▸ PROBLEM STATEMENT:
Without the pictures, reproduce the records that follow exactly.

▸ GIVEN INFORMATION:
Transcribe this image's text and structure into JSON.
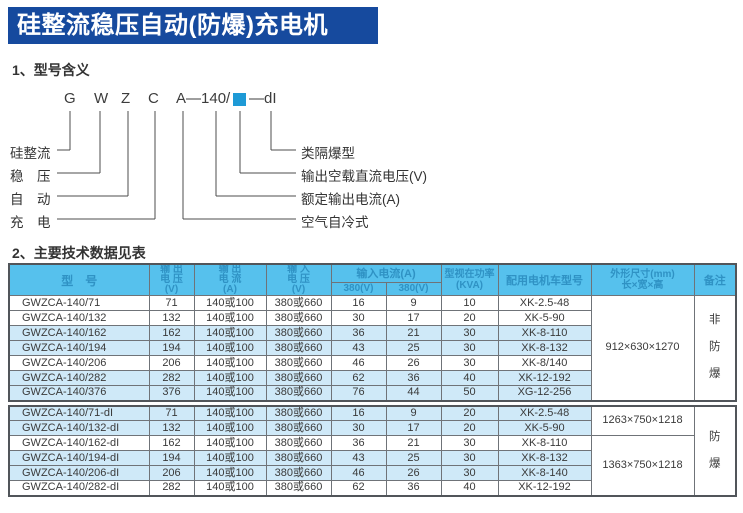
{
  "page_title": "硅整流稳压自动(防爆)充电机",
  "sections": {
    "s1": "1、型号含义",
    "s2": "2、主要技术数据见表"
  },
  "model_diagram": {
    "code_parts": [
      "G",
      "W",
      "Z",
      "C",
      "A—140/",
      "—dI"
    ],
    "square_color": "#1e9ad6",
    "left_labels": [
      "硅整流",
      "稳　压",
      "自　动",
      "充　电"
    ],
    "right_labels": [
      "类隔爆型",
      "输出空载直流电压(V)",
      "额定输出电流(A)",
      "空气自冷式"
    ]
  },
  "table": {
    "headers": {
      "model": "型　号",
      "out_v": "输 出\n电 压\n(V)",
      "out_a": "输 出\n电 流\n(A)",
      "in_v": "输 入\n电 压\n(V)",
      "in_a": "输入电流(A)",
      "in_a_sub1": "380(V)",
      "in_a_sub2": "380(V)",
      "kva": "型视在功率\n(KVA)",
      "motor": "配用电机车型号",
      "dims": "外形尺寸(mm)\n长×宽×高",
      "remark": "备注"
    },
    "groups": [
      {
        "rows": [
          {
            "model": "GWZCA-140/71",
            "out_v": "71",
            "out_a": "140或100",
            "in_v": "380或660",
            "ia1": "16",
            "ia2": "9",
            "kva": "10",
            "motor": "XK-2.5-48",
            "shaded": false
          },
          {
            "model": "GWZCA-140/132",
            "out_v": "132",
            "out_a": "140或100",
            "in_v": "380或660",
            "ia1": "30",
            "ia2": "17",
            "kva": "20",
            "motor": "XK-5-90",
            "shaded": false
          },
          {
            "model": "GWZCA-140/162",
            "out_v": "162",
            "out_a": "140或100",
            "in_v": "380或660",
            "ia1": "36",
            "ia2": "21",
            "kva": "30",
            "motor": "XK-8-110",
            "shaded": true
          },
          {
            "model": "GWZCA-140/194",
            "out_v": "194",
            "out_a": "140或100",
            "in_v": "380或660",
            "ia1": "43",
            "ia2": "25",
            "kva": "30",
            "motor": "XK-8-132",
            "shaded": true
          },
          {
            "model": "GWZCA-140/206",
            "out_v": "206",
            "out_a": "140或100",
            "in_v": "380或660",
            "ia1": "46",
            "ia2": "26",
            "kva": "30",
            "motor": "XK-8/140",
            "shaded": false
          },
          {
            "model": "GWZCA-140/282",
            "out_v": "282",
            "out_a": "140或100",
            "in_v": "380或660",
            "ia1": "62",
            "ia2": "36",
            "kva": "40",
            "motor": "XK-12-192",
            "shaded": true
          },
          {
            "model": "GWZCA-140/376",
            "out_v": "376",
            "out_a": "140或100",
            "in_v": "380或660",
            "ia1": "76",
            "ia2": "44",
            "kva": "50",
            "motor": "XG-12-256",
            "shaded": true
          }
        ],
        "dim_spans": [
          {
            "start": 0,
            "span": 7,
            "value": "912×630×1270"
          }
        ],
        "remark": "非\n防\n爆"
      },
      {
        "rows": [
          {
            "model": "GWZCA-140/71-dI",
            "out_v": "71",
            "out_a": "140或100",
            "in_v": "380或660",
            "ia1": "16",
            "ia2": "9",
            "kva": "20",
            "motor": "XK-2.5-48",
            "shaded": true
          },
          {
            "model": "GWZCA-140/132-dI",
            "out_v": "132",
            "out_a": "140或100",
            "in_v": "380或660",
            "ia1": "30",
            "ia2": "17",
            "kva": "20",
            "motor": "XK-5-90",
            "shaded": true
          },
          {
            "model": "GWZCA-140/162-dI",
            "out_v": "162",
            "out_a": "140或100",
            "in_v": "380或660",
            "ia1": "36",
            "ia2": "21",
            "kva": "30",
            "motor": "XK-8-110",
            "shaded": false
          },
          {
            "model": "GWZCA-140/194-dI",
            "out_v": "194",
            "out_a": "140或100",
            "in_v": "380或660",
            "ia1": "43",
            "ia2": "25",
            "kva": "30",
            "motor": "XK-8-132",
            "shaded": true
          },
          {
            "model": "GWZCA-140/206-dI",
            "out_v": "206",
            "out_a": "140或100",
            "in_v": "380或660",
            "ia1": "46",
            "ia2": "26",
            "kva": "30",
            "motor": "XK-8-140",
            "shaded": true
          },
          {
            "model": "GWZCA-140/282-dI",
            "out_v": "282",
            "out_a": "140或100",
            "in_v": "380或660",
            "ia1": "62",
            "ia2": "36",
            "kva": "40",
            "motor": "XK-12-192",
            "shaded": false
          }
        ],
        "dim_spans": [
          {
            "start": 0,
            "span": 2,
            "value": "1263×750×1218"
          },
          {
            "start": 2,
            "span": 4,
            "value": "1363×750×1218"
          }
        ],
        "remark": "防\n爆"
      }
    ]
  },
  "colors": {
    "banner_bg": "#164a9e",
    "banner_text": "#ffffff",
    "table_header_bg": "#56c1ed",
    "table_header_text": "#2f92c4",
    "row_stripe": "#cfe9f8",
    "accent_square": "#1e9ad6"
  }
}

▸ WORKED ANSWER:
Transcribe this image's text and structure into JSON.
{
  "page_title": "硅整流稳压自动(防爆)充电机",
  "sections": {
    "s1": "1、型号含义",
    "s2": "2、主要技术数据见表"
  },
  "model_diagram": {
    "code_parts": [
      "G",
      "W",
      "Z",
      "C",
      "A—140/",
      "—dI"
    ],
    "square_color": "#1e9ad6",
    "left_labels": [
      "硅整流",
      "稳　压",
      "自　动",
      "充　电"
    ],
    "right_labels": [
      "类隔爆型",
      "输出空载直流电压(V)",
      "额定输出电流(A)",
      "空气自冷式"
    ]
  },
  "table": {
    "headers": {
      "model": "型　号",
      "out_v": "输 出\n电 压\n(V)",
      "out_a": "输 出\n电 流\n(A)",
      "in_v": "输 入\n电 压\n(V)",
      "in_a": "输入电流(A)",
      "in_a_sub1": "380(V)",
      "in_a_sub2": "380(V)",
      "kva": "型视在功率\n(KVA)",
      "motor": "配用电机车型号",
      "dims": "外形尺寸(mm)\n长×宽×高",
      "remark": "备注"
    },
    "groups": [
      {
        "rows": [
          {
            "model": "GWZCA-140/71",
            "out_v": "71",
            "out_a": "140或100",
            "in_v": "380或660",
            "ia1": "16",
            "ia2": "9",
            "kva": "10",
            "motor": "XK-2.5-48",
            "shaded": false
          },
          {
            "model": "GWZCA-140/132",
            "out_v": "132",
            "out_a": "140或100",
            "in_v": "380或660",
            "ia1": "30",
            "ia2": "17",
            "kva": "20",
            "motor": "XK-5-90",
            "shaded": false
          },
          {
            "model": "GWZCA-140/162",
            "out_v": "162",
            "out_a": "140或100",
            "in_v": "380或660",
            "ia1": "36",
            "ia2": "21",
            "kva": "30",
            "motor": "XK-8-110",
            "shaded": true
          },
          {
            "model": "GWZCA-140/194",
            "out_v": "194",
            "out_a": "140或100",
            "in_v": "380或660",
            "ia1": "43",
            "ia2": "25",
            "kva": "30",
            "motor": "XK-8-132",
            "shaded": true
          },
          {
            "model": "GWZCA-140/206",
            "out_v": "206",
            "out_a": "140或100",
            "in_v": "380或660",
            "ia1": "46",
            "ia2": "26",
            "kva": "30",
            "motor": "XK-8/140",
            "shaded": false
          },
          {
            "model": "GWZCA-140/282",
            "out_v": "282",
            "out_a": "140或100",
            "in_v": "380或660",
            "ia1": "62",
            "ia2": "36",
            "kva": "40",
            "motor": "XK-12-192",
            "shaded": true
          },
          {
            "model": "GWZCA-140/376",
            "out_v": "376",
            "out_a": "140或100",
            "in_v": "380或660",
            "ia1": "76",
            "ia2": "44",
            "kva": "50",
            "motor": "XG-12-256",
            "shaded": true
          }
        ],
        "dim_spans": [
          {
            "start": 0,
            "span": 7,
            "value": "912×630×1270"
          }
        ],
        "remark": "非\n防\n爆"
      },
      {
        "rows": [
          {
            "model": "GWZCA-140/71-dI",
            "out_v": "71",
            "out_a": "140或100",
            "in_v": "380或660",
            "ia1": "16",
            "ia2": "9",
            "kva": "20",
            "motor": "XK-2.5-48",
            "shaded": true
          },
          {
            "model": "GWZCA-140/132-dI",
            "out_v": "132",
            "out_a": "140或100",
            "in_v": "380或660",
            "ia1": "30",
            "ia2": "17",
            "kva": "20",
            "motor": "XK-5-90",
            "shaded": true
          },
          {
            "model": "GWZCA-140/162-dI",
            "out_v": "162",
            "out_a": "140或100",
            "in_v": "380或660",
            "ia1": "36",
            "ia2": "21",
            "kva": "30",
            "motor": "XK-8-110",
            "shaded": false
          },
          {
            "model": "GWZCA-140/194-dI",
            "out_v": "194",
            "out_a": "140或100",
            "in_v": "380或660",
            "ia1": "43",
            "ia2": "25",
            "kva": "30",
            "motor": "XK-8-132",
            "shaded": true
          },
          {
            "model": "GWZCA-140/206-dI",
            "out_v": "206",
            "out_a": "140或100",
            "in_v": "380或660",
            "ia1": "46",
            "ia2": "26",
            "kva": "30",
            "motor": "XK-8-140",
            "shaded": true
          },
          {
            "model": "GWZCA-140/282-dI",
            "out_v": "282",
            "out_a": "140或100",
            "in_v": "380或660",
            "ia1": "62",
            "ia2": "36",
            "kva": "40",
            "motor": "XK-12-192",
            "shaded": false
          }
        ],
        "dim_spans": [
          {
            "start": 0,
            "span": 2,
            "value": "1263×750×1218"
          },
          {
            "start": 2,
            "span": 4,
            "value": "1363×750×1218"
          }
        ],
        "remark": "防\n爆"
      }
    ]
  },
  "colors": {
    "banner_bg": "#164a9e",
    "banner_text": "#ffffff",
    "table_header_bg": "#56c1ed",
    "table_header_text": "#2f92c4",
    "row_stripe": "#cfe9f8",
    "accent_square": "#1e9ad6"
  }
}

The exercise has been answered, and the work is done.